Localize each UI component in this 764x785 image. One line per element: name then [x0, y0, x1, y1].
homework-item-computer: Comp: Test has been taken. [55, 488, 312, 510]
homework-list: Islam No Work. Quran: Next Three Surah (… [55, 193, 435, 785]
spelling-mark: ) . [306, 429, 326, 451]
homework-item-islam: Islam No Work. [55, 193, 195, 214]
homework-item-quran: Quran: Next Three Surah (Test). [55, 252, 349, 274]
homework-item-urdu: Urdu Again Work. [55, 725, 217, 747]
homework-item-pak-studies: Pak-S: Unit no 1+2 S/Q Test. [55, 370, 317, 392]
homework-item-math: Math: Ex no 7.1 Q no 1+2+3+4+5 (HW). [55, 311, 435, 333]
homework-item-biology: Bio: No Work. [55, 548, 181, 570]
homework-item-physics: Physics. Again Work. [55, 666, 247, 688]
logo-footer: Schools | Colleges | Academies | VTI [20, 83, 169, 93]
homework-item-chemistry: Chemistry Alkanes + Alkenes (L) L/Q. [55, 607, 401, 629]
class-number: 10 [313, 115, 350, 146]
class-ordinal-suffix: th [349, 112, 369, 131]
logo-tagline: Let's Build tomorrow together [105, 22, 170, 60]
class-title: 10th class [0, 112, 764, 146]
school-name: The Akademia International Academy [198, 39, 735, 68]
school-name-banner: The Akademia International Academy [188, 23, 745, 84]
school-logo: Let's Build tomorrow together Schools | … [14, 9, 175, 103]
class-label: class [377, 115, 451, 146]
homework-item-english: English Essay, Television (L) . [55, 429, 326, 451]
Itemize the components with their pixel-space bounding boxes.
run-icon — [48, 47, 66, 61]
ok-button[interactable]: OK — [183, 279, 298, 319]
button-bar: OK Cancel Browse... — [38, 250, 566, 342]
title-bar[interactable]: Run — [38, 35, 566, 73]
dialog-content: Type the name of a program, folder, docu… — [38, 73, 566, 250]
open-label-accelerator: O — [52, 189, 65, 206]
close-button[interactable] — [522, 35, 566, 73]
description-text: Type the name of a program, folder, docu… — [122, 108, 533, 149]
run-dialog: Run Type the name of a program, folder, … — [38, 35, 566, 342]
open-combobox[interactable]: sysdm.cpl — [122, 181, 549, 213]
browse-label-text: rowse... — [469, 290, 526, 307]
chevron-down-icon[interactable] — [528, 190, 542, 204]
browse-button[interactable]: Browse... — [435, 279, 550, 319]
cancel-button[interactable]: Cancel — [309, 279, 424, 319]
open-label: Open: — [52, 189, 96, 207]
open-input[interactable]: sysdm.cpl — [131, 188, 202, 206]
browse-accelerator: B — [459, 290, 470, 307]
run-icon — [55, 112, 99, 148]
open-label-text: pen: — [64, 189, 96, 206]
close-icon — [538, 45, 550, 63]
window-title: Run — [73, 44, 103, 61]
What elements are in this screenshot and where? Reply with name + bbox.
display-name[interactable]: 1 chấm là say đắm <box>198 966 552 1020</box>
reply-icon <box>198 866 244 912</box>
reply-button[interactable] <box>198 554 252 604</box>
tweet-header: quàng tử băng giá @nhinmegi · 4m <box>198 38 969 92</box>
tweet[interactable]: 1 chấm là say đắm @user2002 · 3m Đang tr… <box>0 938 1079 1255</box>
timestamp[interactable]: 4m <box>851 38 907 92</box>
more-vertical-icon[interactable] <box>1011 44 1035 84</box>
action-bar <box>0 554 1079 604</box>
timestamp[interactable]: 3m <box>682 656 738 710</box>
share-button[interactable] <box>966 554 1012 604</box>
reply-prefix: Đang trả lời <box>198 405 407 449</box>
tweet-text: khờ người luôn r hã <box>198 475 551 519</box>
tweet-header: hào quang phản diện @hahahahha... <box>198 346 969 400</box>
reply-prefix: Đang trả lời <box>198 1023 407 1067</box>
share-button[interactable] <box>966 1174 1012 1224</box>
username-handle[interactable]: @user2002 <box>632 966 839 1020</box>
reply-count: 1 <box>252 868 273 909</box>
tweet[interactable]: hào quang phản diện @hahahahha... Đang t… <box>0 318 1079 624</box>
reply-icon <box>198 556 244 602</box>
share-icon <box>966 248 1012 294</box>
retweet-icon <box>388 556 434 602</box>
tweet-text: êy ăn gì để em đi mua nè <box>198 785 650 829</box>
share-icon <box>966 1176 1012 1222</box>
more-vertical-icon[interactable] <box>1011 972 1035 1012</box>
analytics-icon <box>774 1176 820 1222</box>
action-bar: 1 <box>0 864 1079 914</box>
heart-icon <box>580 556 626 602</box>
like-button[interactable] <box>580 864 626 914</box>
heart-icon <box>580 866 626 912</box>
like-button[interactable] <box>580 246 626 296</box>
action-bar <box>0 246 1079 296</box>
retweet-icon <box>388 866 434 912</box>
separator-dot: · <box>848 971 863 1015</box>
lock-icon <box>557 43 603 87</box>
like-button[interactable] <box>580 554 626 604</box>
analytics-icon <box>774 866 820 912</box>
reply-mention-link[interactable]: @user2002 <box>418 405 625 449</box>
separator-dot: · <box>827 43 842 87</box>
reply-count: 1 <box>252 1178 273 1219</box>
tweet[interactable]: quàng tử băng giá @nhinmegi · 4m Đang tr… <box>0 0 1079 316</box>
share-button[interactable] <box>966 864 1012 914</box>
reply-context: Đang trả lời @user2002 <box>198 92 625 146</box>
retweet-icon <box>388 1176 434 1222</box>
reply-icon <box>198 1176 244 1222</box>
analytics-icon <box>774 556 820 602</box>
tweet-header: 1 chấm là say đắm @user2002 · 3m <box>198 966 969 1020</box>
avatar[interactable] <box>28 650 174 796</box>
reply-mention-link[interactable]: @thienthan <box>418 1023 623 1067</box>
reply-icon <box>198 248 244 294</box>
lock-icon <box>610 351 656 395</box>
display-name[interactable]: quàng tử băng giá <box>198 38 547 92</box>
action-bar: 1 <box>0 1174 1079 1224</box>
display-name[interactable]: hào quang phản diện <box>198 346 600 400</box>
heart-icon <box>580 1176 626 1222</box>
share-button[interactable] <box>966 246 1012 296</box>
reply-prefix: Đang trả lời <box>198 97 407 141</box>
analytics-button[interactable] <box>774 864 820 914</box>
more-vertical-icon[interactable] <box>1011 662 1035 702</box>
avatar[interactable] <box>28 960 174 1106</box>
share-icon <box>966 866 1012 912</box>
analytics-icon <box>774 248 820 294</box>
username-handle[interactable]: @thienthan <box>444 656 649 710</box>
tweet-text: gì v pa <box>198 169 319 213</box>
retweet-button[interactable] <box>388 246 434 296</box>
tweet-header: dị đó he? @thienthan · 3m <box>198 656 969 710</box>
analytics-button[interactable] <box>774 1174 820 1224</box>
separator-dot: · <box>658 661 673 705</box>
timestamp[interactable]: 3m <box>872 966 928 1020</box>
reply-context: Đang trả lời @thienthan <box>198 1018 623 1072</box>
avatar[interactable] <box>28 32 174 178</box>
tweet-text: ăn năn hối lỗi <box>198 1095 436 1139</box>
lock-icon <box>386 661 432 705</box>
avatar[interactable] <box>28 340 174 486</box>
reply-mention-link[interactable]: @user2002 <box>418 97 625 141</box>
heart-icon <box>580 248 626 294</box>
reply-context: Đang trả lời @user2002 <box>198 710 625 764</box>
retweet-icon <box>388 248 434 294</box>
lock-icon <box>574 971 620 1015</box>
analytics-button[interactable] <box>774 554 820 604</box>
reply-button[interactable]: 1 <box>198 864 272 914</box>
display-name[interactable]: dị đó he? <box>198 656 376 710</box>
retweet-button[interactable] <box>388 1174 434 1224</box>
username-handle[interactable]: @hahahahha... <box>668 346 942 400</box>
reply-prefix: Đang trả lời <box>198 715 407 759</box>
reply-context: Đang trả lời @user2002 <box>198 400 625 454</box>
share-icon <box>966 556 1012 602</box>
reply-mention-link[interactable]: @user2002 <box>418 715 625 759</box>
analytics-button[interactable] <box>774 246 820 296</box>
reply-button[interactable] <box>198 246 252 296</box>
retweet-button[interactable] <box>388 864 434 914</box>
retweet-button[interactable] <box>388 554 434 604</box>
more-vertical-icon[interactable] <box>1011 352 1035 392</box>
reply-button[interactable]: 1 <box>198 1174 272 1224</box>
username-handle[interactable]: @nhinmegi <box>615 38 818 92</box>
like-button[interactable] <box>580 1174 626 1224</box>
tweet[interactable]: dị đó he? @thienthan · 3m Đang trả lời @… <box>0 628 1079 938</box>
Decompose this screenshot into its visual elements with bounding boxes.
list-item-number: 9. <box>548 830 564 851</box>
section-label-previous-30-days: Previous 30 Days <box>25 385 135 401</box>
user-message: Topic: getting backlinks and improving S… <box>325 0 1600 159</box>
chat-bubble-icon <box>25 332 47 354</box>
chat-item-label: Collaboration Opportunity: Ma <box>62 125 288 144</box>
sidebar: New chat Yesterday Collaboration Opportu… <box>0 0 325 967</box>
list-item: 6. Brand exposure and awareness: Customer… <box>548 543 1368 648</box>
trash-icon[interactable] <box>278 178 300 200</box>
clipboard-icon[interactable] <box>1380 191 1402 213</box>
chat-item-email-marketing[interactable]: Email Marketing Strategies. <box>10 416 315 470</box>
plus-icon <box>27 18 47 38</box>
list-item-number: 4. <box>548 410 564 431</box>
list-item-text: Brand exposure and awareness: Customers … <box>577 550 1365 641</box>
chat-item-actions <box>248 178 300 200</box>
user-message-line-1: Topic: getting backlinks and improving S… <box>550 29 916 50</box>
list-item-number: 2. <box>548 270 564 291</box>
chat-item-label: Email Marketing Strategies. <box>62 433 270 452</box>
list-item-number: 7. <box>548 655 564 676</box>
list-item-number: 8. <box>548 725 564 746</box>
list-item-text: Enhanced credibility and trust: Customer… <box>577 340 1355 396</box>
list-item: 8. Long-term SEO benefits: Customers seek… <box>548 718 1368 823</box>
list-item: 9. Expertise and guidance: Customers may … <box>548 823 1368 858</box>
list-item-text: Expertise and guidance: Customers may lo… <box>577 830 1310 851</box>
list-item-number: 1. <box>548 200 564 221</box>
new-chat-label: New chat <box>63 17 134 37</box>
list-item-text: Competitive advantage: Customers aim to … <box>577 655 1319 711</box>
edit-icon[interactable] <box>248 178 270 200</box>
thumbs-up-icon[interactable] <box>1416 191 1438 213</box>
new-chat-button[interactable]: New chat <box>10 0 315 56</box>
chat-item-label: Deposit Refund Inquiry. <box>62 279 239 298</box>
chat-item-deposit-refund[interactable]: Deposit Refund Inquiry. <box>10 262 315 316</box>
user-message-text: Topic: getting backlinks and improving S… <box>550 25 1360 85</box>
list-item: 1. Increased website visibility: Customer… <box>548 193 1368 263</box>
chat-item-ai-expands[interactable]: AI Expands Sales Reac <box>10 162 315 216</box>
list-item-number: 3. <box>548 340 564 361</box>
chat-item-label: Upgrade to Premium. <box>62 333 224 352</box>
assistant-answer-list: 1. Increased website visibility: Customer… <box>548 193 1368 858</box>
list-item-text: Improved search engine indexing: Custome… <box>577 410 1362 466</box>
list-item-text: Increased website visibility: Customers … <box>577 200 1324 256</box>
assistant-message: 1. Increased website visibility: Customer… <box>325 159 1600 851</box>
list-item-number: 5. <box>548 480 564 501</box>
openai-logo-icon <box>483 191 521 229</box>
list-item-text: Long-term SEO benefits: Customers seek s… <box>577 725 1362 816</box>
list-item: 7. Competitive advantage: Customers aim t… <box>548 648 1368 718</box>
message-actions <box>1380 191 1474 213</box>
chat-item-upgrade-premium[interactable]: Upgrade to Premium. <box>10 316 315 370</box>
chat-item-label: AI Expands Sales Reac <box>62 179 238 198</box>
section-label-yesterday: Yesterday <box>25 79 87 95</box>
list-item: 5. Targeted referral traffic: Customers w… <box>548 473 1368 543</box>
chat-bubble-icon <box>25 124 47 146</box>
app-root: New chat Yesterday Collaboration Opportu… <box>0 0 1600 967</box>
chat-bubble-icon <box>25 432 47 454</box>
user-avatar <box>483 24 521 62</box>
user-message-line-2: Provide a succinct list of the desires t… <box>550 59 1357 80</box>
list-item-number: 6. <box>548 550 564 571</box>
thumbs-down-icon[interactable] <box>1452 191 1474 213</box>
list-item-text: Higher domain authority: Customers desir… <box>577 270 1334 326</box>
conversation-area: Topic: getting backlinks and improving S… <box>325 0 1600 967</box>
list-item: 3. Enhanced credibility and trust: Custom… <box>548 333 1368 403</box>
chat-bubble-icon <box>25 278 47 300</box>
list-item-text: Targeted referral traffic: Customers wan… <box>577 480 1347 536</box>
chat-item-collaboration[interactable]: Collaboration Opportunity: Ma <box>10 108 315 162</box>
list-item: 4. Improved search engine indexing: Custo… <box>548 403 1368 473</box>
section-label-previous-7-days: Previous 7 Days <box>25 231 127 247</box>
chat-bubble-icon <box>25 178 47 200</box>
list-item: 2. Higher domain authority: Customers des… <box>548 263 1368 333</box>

---------------

What you will do
State how many lines of the material above contain the string "nhinmegi", and give only the number.

The response
3